Set down, word for word, the stretch of lines from the one containing "What text is on this page?" to the end of the records below.

Recorded data

******************************

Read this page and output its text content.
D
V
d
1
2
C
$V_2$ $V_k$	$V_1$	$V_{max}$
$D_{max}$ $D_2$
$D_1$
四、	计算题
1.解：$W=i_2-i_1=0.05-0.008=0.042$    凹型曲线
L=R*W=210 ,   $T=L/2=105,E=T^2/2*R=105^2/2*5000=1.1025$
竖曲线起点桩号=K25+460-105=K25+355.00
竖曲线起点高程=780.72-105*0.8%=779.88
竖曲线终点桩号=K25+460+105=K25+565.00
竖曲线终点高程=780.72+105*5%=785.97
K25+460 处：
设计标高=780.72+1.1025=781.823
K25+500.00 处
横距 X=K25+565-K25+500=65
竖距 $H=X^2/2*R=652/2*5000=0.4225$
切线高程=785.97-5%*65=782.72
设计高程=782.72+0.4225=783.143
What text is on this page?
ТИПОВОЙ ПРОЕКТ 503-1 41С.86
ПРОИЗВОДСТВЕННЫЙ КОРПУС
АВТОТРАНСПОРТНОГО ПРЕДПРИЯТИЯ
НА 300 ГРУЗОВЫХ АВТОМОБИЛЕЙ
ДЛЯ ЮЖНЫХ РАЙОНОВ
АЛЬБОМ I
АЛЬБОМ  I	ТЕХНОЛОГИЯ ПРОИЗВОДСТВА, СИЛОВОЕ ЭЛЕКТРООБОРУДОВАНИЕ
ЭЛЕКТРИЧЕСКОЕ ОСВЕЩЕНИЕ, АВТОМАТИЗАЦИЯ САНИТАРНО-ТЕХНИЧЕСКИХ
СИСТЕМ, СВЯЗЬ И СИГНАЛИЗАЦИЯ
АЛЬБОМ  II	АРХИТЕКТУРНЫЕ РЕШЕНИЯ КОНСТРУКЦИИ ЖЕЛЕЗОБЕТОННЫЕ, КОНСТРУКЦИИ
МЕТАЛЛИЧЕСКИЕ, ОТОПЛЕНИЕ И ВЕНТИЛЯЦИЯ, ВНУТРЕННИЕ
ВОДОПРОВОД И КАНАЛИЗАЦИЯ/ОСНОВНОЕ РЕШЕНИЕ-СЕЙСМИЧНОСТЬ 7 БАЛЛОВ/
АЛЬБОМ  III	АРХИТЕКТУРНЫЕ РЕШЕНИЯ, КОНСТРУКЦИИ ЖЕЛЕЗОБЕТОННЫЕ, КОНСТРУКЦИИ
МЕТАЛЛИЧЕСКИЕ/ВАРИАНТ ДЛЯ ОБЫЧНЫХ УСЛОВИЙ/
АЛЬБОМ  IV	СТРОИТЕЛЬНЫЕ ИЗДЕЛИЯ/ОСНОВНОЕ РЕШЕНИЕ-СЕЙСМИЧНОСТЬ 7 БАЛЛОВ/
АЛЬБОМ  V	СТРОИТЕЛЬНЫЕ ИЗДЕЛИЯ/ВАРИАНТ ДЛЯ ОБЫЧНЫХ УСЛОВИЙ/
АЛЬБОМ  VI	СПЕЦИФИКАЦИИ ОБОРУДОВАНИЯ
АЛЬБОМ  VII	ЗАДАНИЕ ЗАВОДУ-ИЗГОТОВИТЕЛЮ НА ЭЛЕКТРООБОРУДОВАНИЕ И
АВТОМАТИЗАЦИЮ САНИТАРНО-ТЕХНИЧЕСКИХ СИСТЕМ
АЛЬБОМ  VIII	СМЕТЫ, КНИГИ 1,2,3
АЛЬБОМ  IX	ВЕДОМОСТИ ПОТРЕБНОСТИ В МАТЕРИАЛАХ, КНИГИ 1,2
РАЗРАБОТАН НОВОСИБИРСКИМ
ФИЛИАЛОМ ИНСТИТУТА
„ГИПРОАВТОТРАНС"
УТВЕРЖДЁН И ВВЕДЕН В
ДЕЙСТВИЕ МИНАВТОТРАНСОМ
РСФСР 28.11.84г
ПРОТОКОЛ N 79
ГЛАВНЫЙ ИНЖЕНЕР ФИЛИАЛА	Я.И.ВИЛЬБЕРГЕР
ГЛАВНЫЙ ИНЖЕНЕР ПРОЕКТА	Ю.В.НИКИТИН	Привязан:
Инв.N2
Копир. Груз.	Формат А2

******************************

Reply.
What text is on this page?
ТИПОВОЙ ПРОЕКТ 503-1 41С.86
ПРОИЗВОДСТВЕННЫЙ КОРПУС
АВТОТРАНСПОРТНОГО ПРЕДПРИЯТИЯ
НА 300 ГРУЗОВЫХ АВТОМОБИЛЕЙ
ДЛЯ ЮЖНЫХ РАЙОНОВ
АЛЬБОМ I
АЛЬБОМ  I	ТЕХНОЛОГИЯ ПРОИЗВОДСТВА, СИЛОВОЕ ЭЛЕКТРООБОРУДОВАНИЕ
ЭЛЕКТРИЧЕСКОЕ ОСВЕЩЕНИЕ, АВТОМАТИЗАЦИЯ САНИТАРНО-ТЕХНИЧЕСКИХ
СИСТЕМ, СВЯЗЬ И СИГНАЛИЗАЦИЯ
АЛЬБОМ  II	АРХИТЕКТУРНЫЕ РЕШЕНИЯ КОНСТРУКЦИИ ЖЕЛЕЗОБЕТОННЫЕ, КОНСТРУКЦИИ
МЕТАЛЛИЧЕСКИЕ, ОТОПЛЕНИЕ И ВЕНТИЛЯЦИЯ, ВНУТРЕННИЕ
ВОДОПРОВОД И КАНАЛИЗАЦИЯ/ОСНОВНОЕ РЕШЕНИЕ-СЕЙСМИЧНОСТЬ 7 БАЛЛОВ/
АЛЬБОМ  III	АРХИТЕКТУРНЫЕ РЕШЕНИЯ, КОНСТРУКЦИИ ЖЕЛЕЗОБЕТОННЫЕ, КОНСТРУКЦИИ
МЕТАЛЛИЧЕСКИЕ/ВАРИАНТ ДЛЯ ОБЫЧНЫХ УСЛОВИЙ/
АЛЬБОМ  IV	СТРОИТЕЛЬНЫЕ ИЗДЕЛИЯ/ОСНОВНОЕ РЕШЕНИЕ-СЕЙСМИЧНОСТЬ 7 БАЛЛОВ/
АЛЬБОМ  V	СТРОИТЕЛЬНЫЕ ИЗДЕЛИЯ/ВАРИАНТ ДЛЯ ОБЫЧНЫХ УСЛОВИЙ/
АЛЬБОМ  VI	СПЕЦИФИКАЦИИ ОБОРУДОВАНИЯ
АЛЬБОМ  VII	ЗАДАНИЕ ЗАВОДУ-ИЗГОТОВИТЕЛЮ НА ЭЛЕКТРООБОРУДОВАНИЕ И
АВТОМАТИЗАЦИЮ САНИТАРНО-ТЕХНИЧЕСКИХ СИСТЕМ
АЛЬБОМ  VIII	СМЕТЫ, КНИГИ 1,2,3
АЛЬБОМ  IX	ВЕДОМОСТИ ПОТРЕБНОСТИ В МАТЕРИАЛАХ, КНИГИ 1,2
РАЗРАБОТАН НОВОСИБИРСКИМ
ФИЛИАЛОМ ИНСТИТУТА
„ГИПРОАВТОТРАНС"
УТВЕРЖДЁН И ВВЕДЕН В
ДЕЙСТВИЕ МИНАВТОТРАНСОМ
РСФСР 28.11.84г
ПРОТОКОЛ N 79
ГЛАВНЫЙ ИНЖЕНЕР ФИЛИАЛА	Я.И.ВИЛЬБЕРГЕР
ГЛАВНЫЙ ИНЖЕНЕР ПРОЕКТА	Ю.В.НИКИТИН	Привязан:
Инв.N2
Копир. Груз.	Формат А2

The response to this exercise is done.